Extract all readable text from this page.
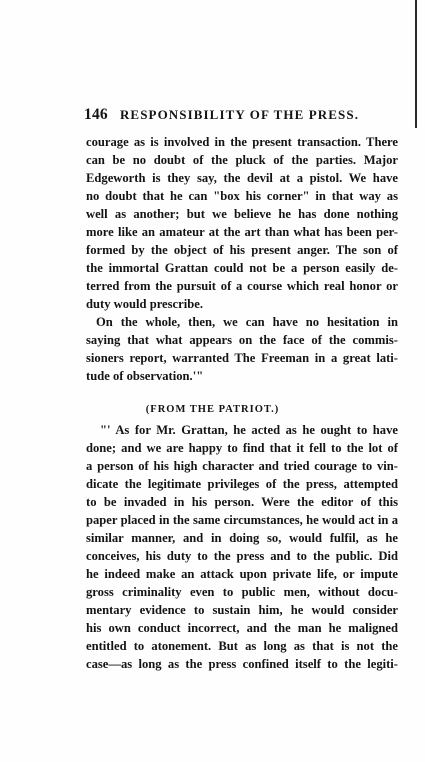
146 RESPONSIBILITY OF THE PRESS.
courage as is involved in the present transaction. There
can be no doubt of the pluck of the parties. Major
Edgeworth is they say, the devil at a pistol. We have
no doubt that he can "box his corner" in that way as
well as another; but we believe he has done nothing
more like an amateur at the art than what has been per-
formed by the object of his present anger. The son of
the immortal Grattan could not be a person easily de-
terred from the pursuit of a course which real honor or
duty would prescribe.
On the whole, then, we can have no hesitation in
saying that what appears on the face of the commis-
sioners report, warranted The Freeman in a great lati-
tude of observation.'"
(FROM THE PATRIOT.)
"' As for Mr. Grattan, he acted as he ought to have
done; and we are happy to find that it fell to the lot of
a person of his high character and tried courage to vin-
dicate the legitimate privileges of the press, attempted
to be invaded in his person. Were the editor of this
paper placed in the same circumstances, he would act in a
similar manner, and in doing so, would fulfil, as he
conceives, his duty to the press and to the public. Did
he indeed make an attack upon private life, or impute
gross criminality even to public men, without docu-
mentary evidence to sustain him, he would consider
his own conduct incorrect, and the man he maligned
entitled to atonement. But as long as that is not the
case—as long as the press confined itself to the legiti-
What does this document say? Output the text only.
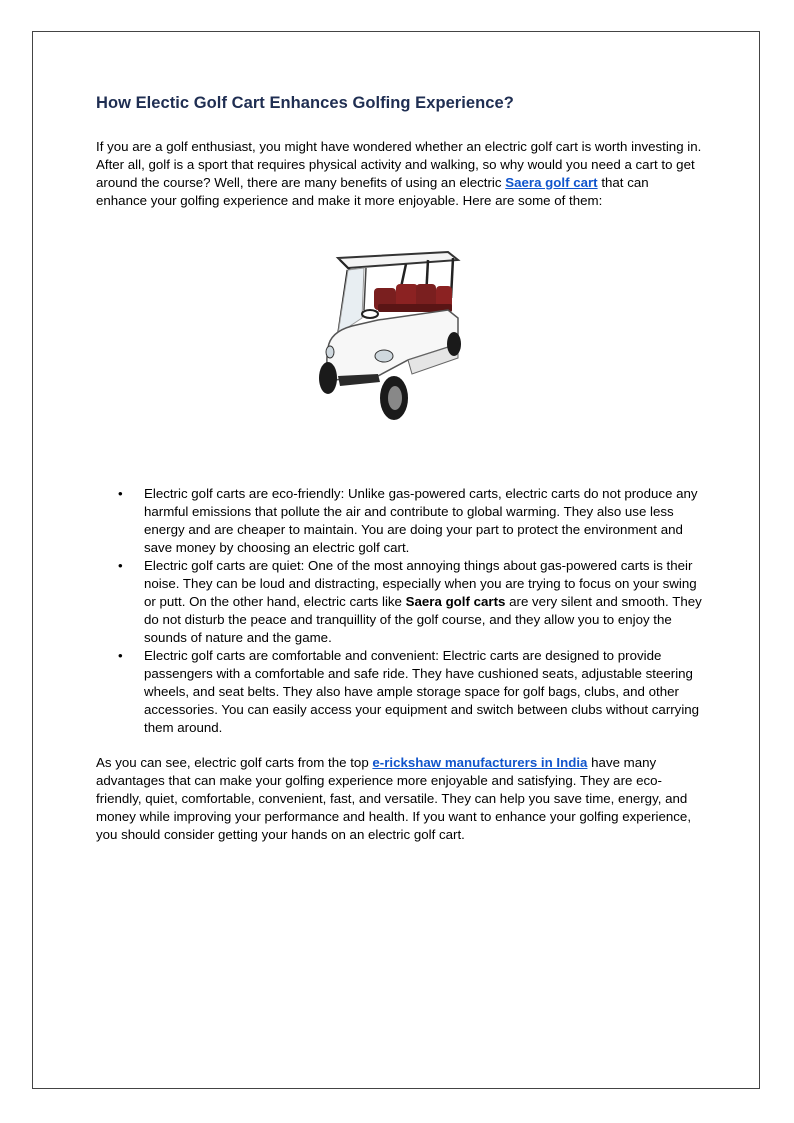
How Electic Golf Cart Enhances Golfing Experience?

If you are a golf enthusiast, you might have wondered whether an electric golf cart is worth investing in. After all, golf is a sport that requires physical activity and walking, so why would you need a cart to get around the course? Well, there are many benefits of using an electric Saera golf cart that can enhance your golfing experience and make it more enjoyable. Here are some of them:

• Electric golf carts are eco-friendly: Unlike gas-powered carts, electric carts do not produce any harmful emissions that pollute the air and contribute to global warming. They also use less energy and are cheaper to maintain. You are doing your part to protect the environment and save money by choosing an electric golf cart.
• Electric golf carts are quiet: One of the most annoying things about gas-powered carts is their noise. They can be loud and distracting, especially when you are trying to focus on your swing or putt. On the other hand, electric carts like Saera golf carts are very silent and smooth. They do not disturb the peace and tranquillity of the golf course, and they allow you to enjoy the sounds of nature and the game.
• Electric golf carts are comfortable and convenient: Electric carts are designed to provide passengers with a comfortable and safe ride. They have cushioned seats, adjustable steering wheels, and seat belts. They also have ample storage space for golf bags, clubs, and other accessories. You can easily access your equipment and switch between clubs without carrying them around.

As you can see, electric golf carts from the top e-rickshaw manufacturers in India have many advantages that can make your golfing experience more enjoyable and satisfying. They are eco-friendly, quiet, comfortable, convenient, fast, and versatile. They can help you save time, energy, and money while improving your performance and health. If you want to enhance your golfing experience, you should consider getting your hands on an electric golf cart.
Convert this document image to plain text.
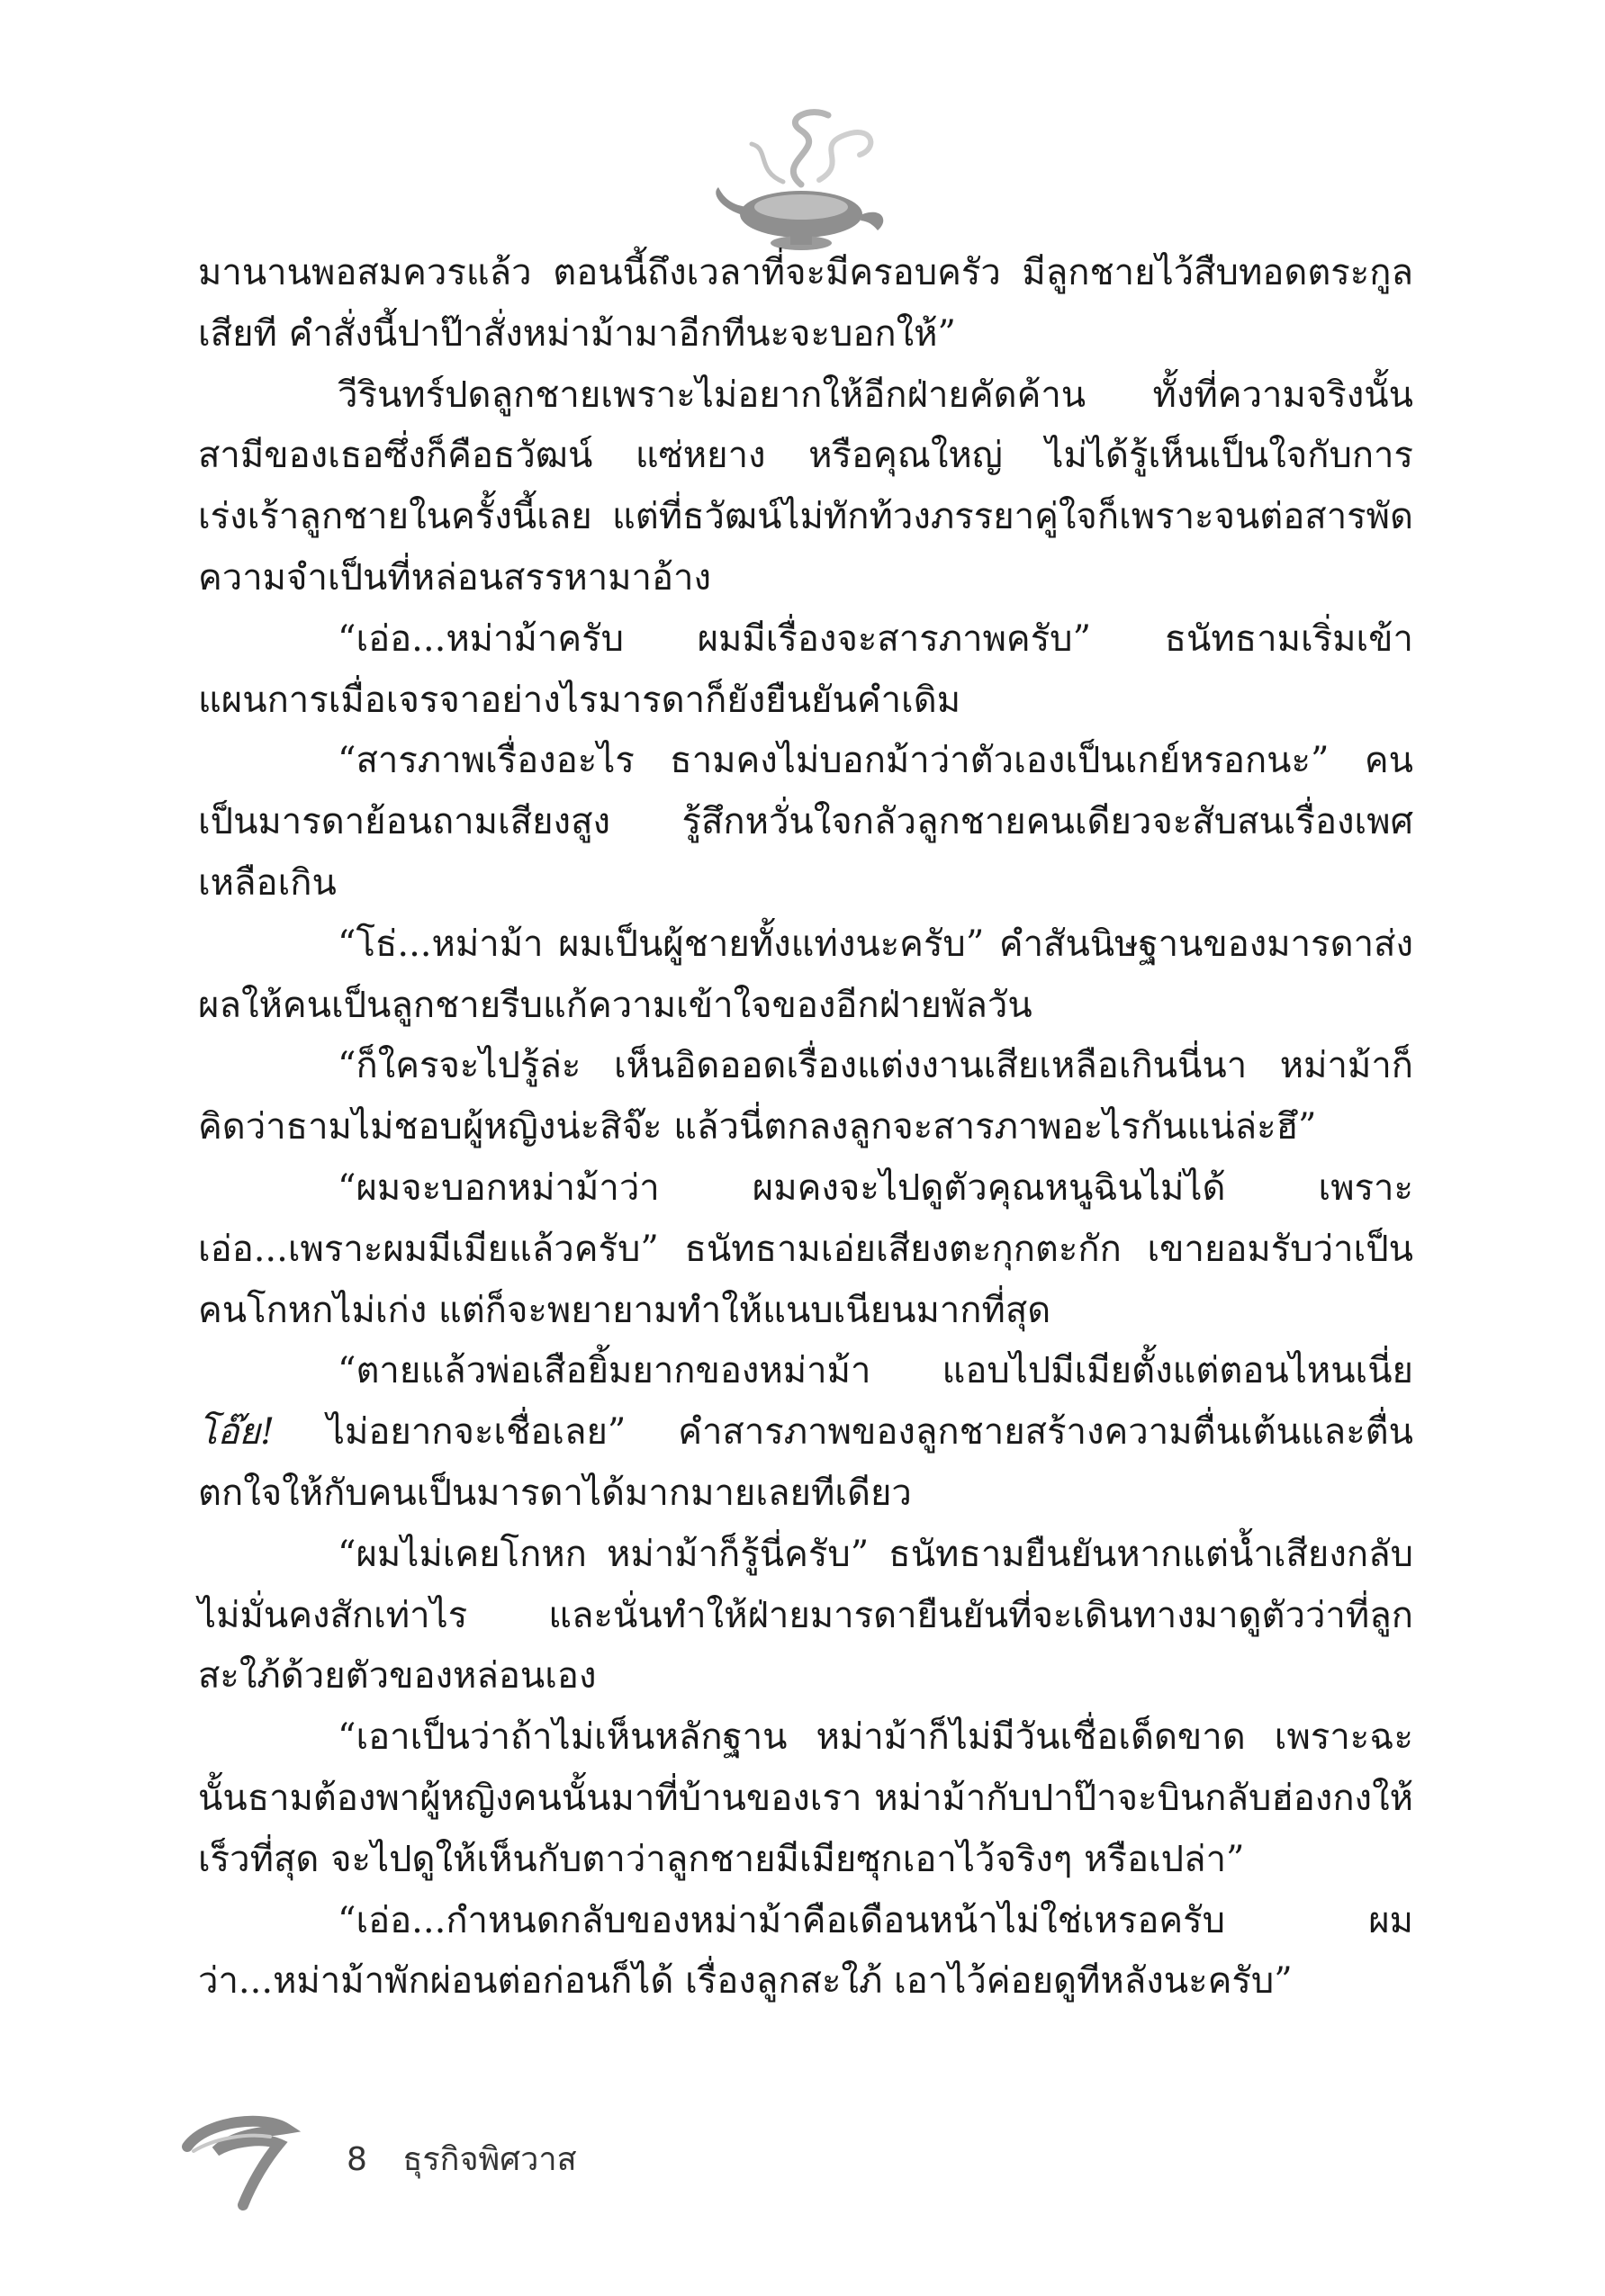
มานานพอสมควรแล้ว ตอนนี้ถึงเวลาที่จะมีครอบครัว มีลูกชายไว้สืบทอดตระกูลเสียที คำสั่งนี้ปาป๊าสั่งหม่าม้ามาอีกทีนะจะบอกให้”

วีรินทร์ปดลูกชายเพราะไม่อยากให้อีกฝ่ายคัดค้าน ทั้งที่ความจริงนั้นสามีของเธอซึ่งก็คือธวัฒน์ แซ่หยาง หรือคุณใหญ่ ไม่ได้รู้เห็นเป็นใจกับการเร่งเร้าลูกชายในครั้งนี้เลย แต่ที่ธวัฒน์ไม่ทักท้วงภรรยาคู่ใจก็เพราะจนต่อสารพัดความจำเป็นที่หล่อนสรรหามาอ้าง

“เอ่อ...หม่าม้าครับ ผมมีเรื่องจะสารภาพครับ” ธนัทธามเริ่มเข้าแผนการเมื่อเจรจาอย่างไรมารดาก็ยังยืนยันคำเดิม

“สารภาพเรื่องอะไร ธามคงไม่บอกม้าว่าตัวเองเป็นเกย์หรอกนะ” คนเป็นมารดาย้อนถามเสียงสูง รู้สึกหวั่นใจกลัวลูกชายคนเดียวจะสับสนเรื่องเพศเหลือเกิน

“โธ่...หม่าม้า ผมเป็นผู้ชายทั้งแท่งนะครับ” คำสันนิษฐานของมารดาส่งผลให้คนเป็นลูกชายรีบแก้ความเข้าใจของอีกฝ่ายพัลวัน

“ก็ใครจะไปรู้ล่ะ เห็นอิดออดเรื่องแต่งงานเสียเหลือเกินนี่นา หม่าม้าก็คิดว่าธามไม่ชอบผู้หญิงน่ะสิจ๊ะ แล้วนี่ตกลงลูกจะสารภาพอะไรกันแน่ล่ะฮึ”

“ผมจะบอกหม่าม้าว่า ผมคงจะไปดูตัวคุณหนูฉินไม่ได้ เพราะเอ่อ...เพราะผมมีเมียแล้วครับ” ธนัทธามเอ่ยเสียงตะกุกตะกัก เขายอมรับว่าเป็นคนโกหกไม่เก่ง แต่ก็จะพยายามทำให้แนบเนียนมากที่สุด

“ตายแล้วพ่อเสือยิ้มยากของหม่าม้า แอบไปมีเมียตั้งแต่ตอนไหนเนี่ย โอ๊ย! ไม่อยากจะเชื่อเลย” คำสารภาพของลูกชายสร้างความตื่นเต้นและตื่นตกใจให้กับคนเป็นมารดาได้มากมายเลยทีเดียว

“ผมไม่เคยโกหก หม่าม้าก็รู้นี่ครับ” ธนัทธามยืนยันหากแต่น้ำเสียงกลับไม่มั่นคงสักเท่าไร และนั่นทำให้ฝ่ายมารดายืนยันที่จะเดินทางมาดูตัวว่าที่ลูกสะใภ้ด้วยตัวของหล่อนเอง

“เอาเป็นว่าถ้าไม่เห็นหลักฐาน หม่าม้าก็ไม่มีวันเชื่อเด็ดขาด เพราะฉะนั้นธามต้องพาผู้หญิงคนนั้นมาที่บ้านของเรา หม่าม้ากับปาป๊าจะบินกลับฮ่องกงให้เร็วที่สุด จะไปดูให้เห็นกับตาว่าลูกชายมีเมียซุกเอาไว้จริงๆ หรือเปล่า”

“เอ่อ...กำหนดกลับของหม่าม้าคือเดือนหน้าไม่ใช่เหรอครับ ผมว่า...หม่าม้าพักผ่อนต่อก่อนก็ได้ เรื่องลูกสะใภ้ เอาไว้ค่อยดูทีหลังนะครับ”

8 ธุรกิจพิศวาส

################

* [Problem details]: What is the number of lines in the listing that contain the string "present"? Reply with that number alone.

* [Result of the exercise]: 2